> **EXERCISE**
Retype every entry exactly, character for character.

> **DATA PROVIDED**
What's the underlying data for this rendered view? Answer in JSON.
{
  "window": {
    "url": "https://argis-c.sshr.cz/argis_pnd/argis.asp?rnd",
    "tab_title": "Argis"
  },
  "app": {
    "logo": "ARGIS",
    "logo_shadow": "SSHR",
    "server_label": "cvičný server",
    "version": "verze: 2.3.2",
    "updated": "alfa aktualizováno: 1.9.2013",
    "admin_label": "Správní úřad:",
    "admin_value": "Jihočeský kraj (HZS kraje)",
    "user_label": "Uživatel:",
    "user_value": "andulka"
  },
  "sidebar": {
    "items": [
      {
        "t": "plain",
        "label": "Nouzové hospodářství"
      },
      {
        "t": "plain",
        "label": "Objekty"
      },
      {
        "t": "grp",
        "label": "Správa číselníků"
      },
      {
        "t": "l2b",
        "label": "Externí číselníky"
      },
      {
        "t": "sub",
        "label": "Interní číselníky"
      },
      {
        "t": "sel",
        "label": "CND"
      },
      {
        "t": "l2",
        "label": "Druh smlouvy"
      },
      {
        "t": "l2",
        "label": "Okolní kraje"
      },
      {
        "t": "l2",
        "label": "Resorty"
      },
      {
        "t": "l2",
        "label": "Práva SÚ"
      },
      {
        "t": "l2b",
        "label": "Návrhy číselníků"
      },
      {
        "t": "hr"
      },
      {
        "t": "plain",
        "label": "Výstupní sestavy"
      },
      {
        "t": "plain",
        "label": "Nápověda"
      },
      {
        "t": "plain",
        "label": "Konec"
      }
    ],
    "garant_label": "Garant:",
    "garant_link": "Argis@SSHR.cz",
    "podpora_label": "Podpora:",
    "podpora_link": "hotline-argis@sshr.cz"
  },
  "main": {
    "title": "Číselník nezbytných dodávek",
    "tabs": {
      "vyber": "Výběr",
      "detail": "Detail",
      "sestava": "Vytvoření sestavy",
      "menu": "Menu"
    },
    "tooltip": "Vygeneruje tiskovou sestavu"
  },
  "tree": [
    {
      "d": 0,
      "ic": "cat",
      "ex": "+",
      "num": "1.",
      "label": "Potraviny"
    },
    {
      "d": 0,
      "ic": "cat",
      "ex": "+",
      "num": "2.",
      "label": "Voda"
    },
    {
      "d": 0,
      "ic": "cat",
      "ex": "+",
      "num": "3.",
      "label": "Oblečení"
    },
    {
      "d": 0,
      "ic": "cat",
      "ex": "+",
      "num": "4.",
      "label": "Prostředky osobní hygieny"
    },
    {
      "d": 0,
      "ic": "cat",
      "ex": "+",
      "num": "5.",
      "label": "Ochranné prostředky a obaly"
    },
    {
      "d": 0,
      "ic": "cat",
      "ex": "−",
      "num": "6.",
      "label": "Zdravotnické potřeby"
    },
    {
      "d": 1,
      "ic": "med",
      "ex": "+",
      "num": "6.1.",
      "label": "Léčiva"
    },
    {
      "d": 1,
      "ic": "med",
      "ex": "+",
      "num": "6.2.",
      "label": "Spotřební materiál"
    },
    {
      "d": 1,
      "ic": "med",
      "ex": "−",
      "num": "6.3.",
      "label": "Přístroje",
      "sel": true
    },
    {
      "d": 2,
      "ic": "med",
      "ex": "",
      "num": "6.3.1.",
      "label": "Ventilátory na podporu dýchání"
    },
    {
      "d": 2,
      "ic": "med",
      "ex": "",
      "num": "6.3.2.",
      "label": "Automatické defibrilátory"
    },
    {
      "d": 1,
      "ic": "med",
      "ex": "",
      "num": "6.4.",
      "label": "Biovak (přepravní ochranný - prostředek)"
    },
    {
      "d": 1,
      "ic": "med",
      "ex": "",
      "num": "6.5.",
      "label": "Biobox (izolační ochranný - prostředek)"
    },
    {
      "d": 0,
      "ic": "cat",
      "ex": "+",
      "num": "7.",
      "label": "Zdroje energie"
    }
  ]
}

> **REPLY**
What's the underlying data for this rendered view? Answer in JSON.
{
  "window": {
    "url": "https://argis-c.sshr.cz/argis_pnd/argis.asp?rnd",
    "tab_title": "Argis"
  },
  "app": {
    "logo": "ARGIS",
    "logo_shadow": "SSHR",
    "server_label": "cvičný server",
    "version": "verze: 2.3.2",
    "updated": "alfa aktualizováno: 1.9.2013",
    "admin_label": "Správní úřad:",
    "admin_value": "Jihočeský kraj (HZS kraje)",
    "user_label": "Uživatel:",
    "user_value": "andulka"
  },
  "sidebar": {
    "items": [
      {
        "t": "plain",
        "label": "Nouzové hospodářství"
      },
      {
        "t": "plain",
        "label": "Objekty"
      },
      {
        "t": "grp",
        "label": "Správa číselníků"
      },
      {
        "t": "l2b",
        "label": "Externí číselníky"
      },
      {
        "t": "sub",
        "label": "Interní číselníky"
      },
      {
        "t": "sel",
        "label": "CND"
      },
      {
        "t": "l2",
        "label": "Druh smlouvy"
      },
      {
        "t": "l2",
        "label": "Okolní kraje"
      },
      {
        "t": "l2",
        "label": "Resorty"
      },
      {
        "t": "l2",
        "label": "Práva SÚ"
      },
      {
        "t": "l2b",
        "label": "Návrhy číselníků"
      },
      {
        "t": "hr"
      },
      {
        "t": "plain",
        "label": "Výstupní sestavy"
      },
      {
        "t": "plain",
        "label": "Nápověda"
      },
      {
        "t": "plain",
        "label": "Konec"
      }
    ],
    "garant_label": "Garant:",
    "garant_link": "Argis@SSHR.cz",
    "podpora_label": "Podpora:",
    "podpora_link": "hotline-argis@sshr.cz"
  },
  "main": {
    "title": "Číselník nezbytných dodávek",
    "tabs": {
      "vyber": "Výběr",
      "detail": "Detail",
      "sestava": "Vytvoření sestavy",
      "menu": "Menu"
    },
    "tooltip": "Vygeneruje tiskovou sestavu"
  },
  "tree": [
    {
      "d": 0,
      "ic": "cat",
      "ex": "+",
      "num": "1.",
      "label": "Potraviny"
    },
    {
      "d": 0,
      "ic": "cat",
      "ex": "+",
      "num": "2.",
      "label": "Voda"
    },
    {
      "d": 0,
      "ic": "cat",
      "ex": "+",
      "num": "3.",
      "label": "Oblečení"
    },
    {
      "d": 0,
      "ic": "cat",
      "ex": "+",
      "num": "4.",
      "label": "Prostředky osobní hygieny"
    },
    {
      "d": 0,
      "ic": "cat",
      "ex": "+",
      "num": "5.",
      "label": "Ochranné prostředky a obaly"
    },
    {
      "d": 0,
      "ic": "cat",
      "ex": "−",
      "num": "6.",
      "label": "Zdravotnické potřeby"
    },
    {
      "d": 1,
      "ic": "med",
      "ex": "+",
      "num": "6.1.",
      "label": "Léčiva"
    },
    {
      "d": 1,
      "ic": "med",
      "ex": "+",
      "num": "6.2.",
      "label": "Spotřební materiál"
    },
    {
      "d": 1,
      "ic": "med",
      "ex": "−",
      "num": "6.3.",
      "label": "Přístroje",
      "sel": true
    },
    {
      "d": 2,
      "ic": "med",
      "ex": "",
      "num": "6.3.1.",
      "label": "Ventilátory na podporu dýchání"
    },
    {
      "d": 2,
      "ic": "med",
      "ex": "",
      "num": "6.3.2.",
      "label": "Automatické defibrilátory"
    },
    {
      "d": 1,
      "ic": "med",
      "ex": "",
      "num": "6.4.",
      "label": "Biovak (přepravní ochranný - prostředek)"
    },
    {
      "d": 1,
      "ic": "med",
      "ex": "",
      "num": "6.5.",
      "label": "Biobox (izolační ochranný - prostředek)"
    },
    {
      "d": 0,
      "ic": "cat",
      "ex": "+",
      "num": "7.",
      "label": "Zdroje energie"
    }
  ]
}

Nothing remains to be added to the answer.